━━ Source data ━━
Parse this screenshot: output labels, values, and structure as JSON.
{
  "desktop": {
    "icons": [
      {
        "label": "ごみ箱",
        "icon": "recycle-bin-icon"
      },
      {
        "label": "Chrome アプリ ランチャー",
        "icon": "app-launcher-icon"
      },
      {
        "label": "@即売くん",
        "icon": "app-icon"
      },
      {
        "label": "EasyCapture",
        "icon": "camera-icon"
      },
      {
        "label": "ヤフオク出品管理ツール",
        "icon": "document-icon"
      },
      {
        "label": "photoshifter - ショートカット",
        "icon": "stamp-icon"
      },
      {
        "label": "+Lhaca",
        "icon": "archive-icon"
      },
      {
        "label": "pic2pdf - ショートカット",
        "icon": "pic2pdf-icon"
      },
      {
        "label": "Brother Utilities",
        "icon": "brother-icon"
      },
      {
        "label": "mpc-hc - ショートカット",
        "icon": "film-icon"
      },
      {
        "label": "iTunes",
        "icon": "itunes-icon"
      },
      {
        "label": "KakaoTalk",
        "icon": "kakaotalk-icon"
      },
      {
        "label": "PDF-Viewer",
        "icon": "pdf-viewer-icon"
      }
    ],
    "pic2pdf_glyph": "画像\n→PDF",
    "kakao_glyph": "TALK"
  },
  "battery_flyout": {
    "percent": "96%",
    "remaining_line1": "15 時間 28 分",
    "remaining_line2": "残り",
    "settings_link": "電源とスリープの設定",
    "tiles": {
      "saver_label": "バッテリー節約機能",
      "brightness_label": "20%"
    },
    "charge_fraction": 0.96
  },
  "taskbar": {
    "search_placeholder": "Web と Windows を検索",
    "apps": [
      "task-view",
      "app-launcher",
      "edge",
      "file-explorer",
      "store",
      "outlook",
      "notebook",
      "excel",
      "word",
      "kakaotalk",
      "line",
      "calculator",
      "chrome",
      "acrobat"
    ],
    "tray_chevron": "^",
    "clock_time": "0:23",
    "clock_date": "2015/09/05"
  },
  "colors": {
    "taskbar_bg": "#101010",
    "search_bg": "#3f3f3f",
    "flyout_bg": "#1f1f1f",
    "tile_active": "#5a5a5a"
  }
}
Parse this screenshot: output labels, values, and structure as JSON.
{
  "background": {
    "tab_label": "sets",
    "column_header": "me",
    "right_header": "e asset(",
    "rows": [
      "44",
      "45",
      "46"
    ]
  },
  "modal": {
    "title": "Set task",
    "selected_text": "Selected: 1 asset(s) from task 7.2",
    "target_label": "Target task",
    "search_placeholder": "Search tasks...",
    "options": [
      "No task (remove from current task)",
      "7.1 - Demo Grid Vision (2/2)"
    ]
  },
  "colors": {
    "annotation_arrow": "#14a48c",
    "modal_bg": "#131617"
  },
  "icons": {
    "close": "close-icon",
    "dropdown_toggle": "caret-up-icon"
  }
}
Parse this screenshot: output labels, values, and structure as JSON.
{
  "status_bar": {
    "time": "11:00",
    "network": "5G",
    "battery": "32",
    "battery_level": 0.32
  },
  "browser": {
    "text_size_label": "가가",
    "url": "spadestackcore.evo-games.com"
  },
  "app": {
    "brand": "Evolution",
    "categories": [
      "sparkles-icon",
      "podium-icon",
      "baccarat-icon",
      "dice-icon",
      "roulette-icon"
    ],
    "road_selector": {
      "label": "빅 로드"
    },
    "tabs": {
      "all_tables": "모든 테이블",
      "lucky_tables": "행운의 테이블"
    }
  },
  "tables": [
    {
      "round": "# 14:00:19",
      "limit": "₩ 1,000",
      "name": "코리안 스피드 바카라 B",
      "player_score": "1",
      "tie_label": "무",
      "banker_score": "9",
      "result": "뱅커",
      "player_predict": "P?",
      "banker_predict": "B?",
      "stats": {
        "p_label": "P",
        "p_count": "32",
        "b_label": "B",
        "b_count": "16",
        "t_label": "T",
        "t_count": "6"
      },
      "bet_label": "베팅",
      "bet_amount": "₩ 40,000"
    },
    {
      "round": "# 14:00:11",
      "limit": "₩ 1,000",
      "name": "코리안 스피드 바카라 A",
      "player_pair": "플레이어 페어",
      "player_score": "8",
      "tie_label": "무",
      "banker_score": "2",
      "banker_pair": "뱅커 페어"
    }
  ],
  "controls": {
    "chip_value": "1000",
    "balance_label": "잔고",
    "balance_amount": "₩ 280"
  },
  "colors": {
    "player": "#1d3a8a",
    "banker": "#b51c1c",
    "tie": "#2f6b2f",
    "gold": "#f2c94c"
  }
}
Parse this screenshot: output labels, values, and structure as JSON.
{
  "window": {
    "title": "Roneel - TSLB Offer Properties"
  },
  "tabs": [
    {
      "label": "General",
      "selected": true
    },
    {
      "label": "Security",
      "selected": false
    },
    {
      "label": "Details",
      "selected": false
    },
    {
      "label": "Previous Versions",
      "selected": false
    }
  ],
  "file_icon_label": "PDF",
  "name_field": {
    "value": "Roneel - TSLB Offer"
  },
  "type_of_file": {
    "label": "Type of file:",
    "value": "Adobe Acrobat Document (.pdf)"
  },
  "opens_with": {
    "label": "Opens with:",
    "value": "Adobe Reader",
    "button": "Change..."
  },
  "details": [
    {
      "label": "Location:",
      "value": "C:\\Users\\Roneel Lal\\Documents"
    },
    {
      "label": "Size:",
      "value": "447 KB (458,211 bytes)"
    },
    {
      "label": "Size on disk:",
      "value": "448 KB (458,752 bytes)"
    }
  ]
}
━━━
* Work instructions *
Extract all of the data shown above without alteration.

* Solution to the exercise *
Parse this screenshot: output labels, values, and structure as JSON.
{
  "desktop": {
    "icons": [
      {
        "label": "ごみ箱",
        "icon": "recycle-bin-icon"
      },
      {
        "label": "Chrome アプリ ランチャー",
        "icon": "app-launcher-icon"
      },
      {
        "label": "@即売くん",
        "icon": "app-icon"
      },
      {
        "label": "EasyCapture",
        "icon": "camera-icon"
      },
      {
        "label": "ヤフオク出品管理ツール",
        "icon": "document-icon"
      },
      {
        "label": "photoshifter - ショートカット",
        "icon": "stamp-icon"
      },
      {
        "label": "+Lhaca",
        "icon": "archive-icon"
      },
      {
        "label": "pic2pdf - ショートカット",
        "icon": "pic2pdf-icon"
      },
      {
        "label": "Brother Utilities",
        "icon": "brother-icon"
      },
      {
        "label": "mpc-hc - ショートカット",
        "icon": "film-icon"
      },
      {
        "label": "iTunes",
        "icon": "itunes-icon"
      },
      {
        "label": "KakaoTalk",
        "icon": "kakaotalk-icon"
      },
      {
        "label": "PDF-Viewer",
        "icon": "pdf-viewer-icon"
      }
    ],
    "pic2pdf_glyph": "画像\n→PDF",
    "kakao_glyph": "TALK"
  },
  "battery_flyout": {
    "percent": "96%",
    "remaining_line1": "15 時間 28 分",
    "remaining_line2": "残り",
    "settings_link": "電源とスリープの設定",
    "tiles": {
      "saver_label": "バッテリー節約機能",
      "brightness_label": "20%"
    },
    "charge_fraction": 0.96
  },
  "taskbar": {
    "search_placeholder": "Web と Windows を検索",
    "apps": [
      "task-view",
      "app-launcher",
      "edge",
      "file-explorer",
      "store",
      "outlook",
      "notebook",
      "excel",
      "word",
      "kakaotalk",
      "line",
      "calculator",
      "chrome",
      "acrobat"
    ],
    "tray_chevron": "^",
    "clock_time": "0:23",
    "clock_date": "2015/09/05"
  },
  "colors": {
    "taskbar_bg": "#101010",
    "search_bg": "#3f3f3f",
    "flyout_bg": "#1f1f1f",
    "tile_active": "#5a5a5a"
  }
}
Parse this screenshot: output labels, values, and structure as JSON.
{
  "background": {
    "tab_label": "sets",
    "column_header": "me",
    "right_header": "e asset(",
    "rows": [
      "44",
      "45",
      "46"
    ]
  },
  "modal": {
    "title": "Set task",
    "selected_text": "Selected: 1 asset(s) from task 7.2",
    "target_label": "Target task",
    "search_placeholder": "Search tasks...",
    "options": [
      "No task (remove from current task)",
      "7.1 - Demo Grid Vision (2/2)"
    ]
  },
  "colors": {
    "annotation_arrow": "#14a48c",
    "modal_bg": "#131617"
  },
  "icons": {
    "close": "close-icon",
    "dropdown_toggle": "caret-up-icon"
  }
}
Parse this screenshot: output labels, values, and structure as JSON.
{
  "status_bar": {
    "time": "11:00",
    "network": "5G",
    "battery": "32",
    "battery_level": 0.32
  },
  "browser": {
    "text_size_label": "가가",
    "url": "spadestackcore.evo-games.com"
  },
  "app": {
    "brand": "Evolution",
    "categories": [
      "sparkles-icon",
      "podium-icon",
      "baccarat-icon",
      "dice-icon",
      "roulette-icon"
    ],
    "road_selector": {
      "label": "빅 로드"
    },
    "tabs": {
      "all_tables": "모든 테이블",
      "lucky_tables": "행운의 테이블"
    }
  },
  "tables": [
    {
      "round": "# 14:00:19",
      "limit": "₩ 1,000",
      "name": "코리안 스피드 바카라 B",
      "player_score": "1",
      "tie_label": "무",
      "banker_score": "9",
      "result": "뱅커",
      "player_predict": "P?",
      "banker_predict": "B?",
      "stats": {
        "p_label": "P",
        "p_count": "32",
        "b_label": "B",
        "b_count": "16",
        "t_label": "T",
        "t_count": "6"
      },
      "bet_label": "베팅",
      "bet_amount": "₩ 40,000"
    },
    {
      "round": "# 14:00:11",
      "limit": "₩ 1,000",
      "name": "코리안 스피드 바카라 A",
      "player_pair": "플레이어 페어",
      "player_score": "8",
      "tie_label": "무",
      "banker_score": "2",
      "banker_pair": "뱅커 페어"
    }
  ],
  "controls": {
    "chip_value": "1000",
    "balance_label": "잔고",
    "balance_amount": "₩ 280"
  },
  "colors": {
    "player": "#1d3a8a",
    "banker": "#b51c1c",
    "tie": "#2f6b2f",
    "gold": "#f2c94c"
  }
}
Parse this screenshot: output labels, values, and structure as JSON.
{
  "window": {
    "title": "Roneel - TSLB Offer Properties"
  },
  "tabs": [
    {
      "label": "General",
      "selected": true
    },
    {
      "label": "Security",
      "selected": false
    },
    {
      "label": "Details",
      "selected": false
    },
    {
      "label": "Previous Versions",
      "selected": false
    }
  ],
  "file_icon_label": "PDF",
  "name_field": {
    "value": "Roneel - TSLB Offer"
  },
  "type_of_file": {
    "label": "Type of file:",
    "value": "Adobe Acrobat Document (.pdf)"
  },
  "opens_with": {
    "label": "Opens with:",
    "value": "Adobe Reader",
    "button": "Change..."
  },
  "details": [
    {
      "label": "Location:",
      "value": "C:\\Users\\Roneel Lal\\Documents"
    },
    {
      "label": "Size:",
      "value": "447 KB (458,211 bytes)"
    },
    {
      "label": "Size on disk:",
      "value": "448 KB (458,752 bytes)"
    }
  ]
}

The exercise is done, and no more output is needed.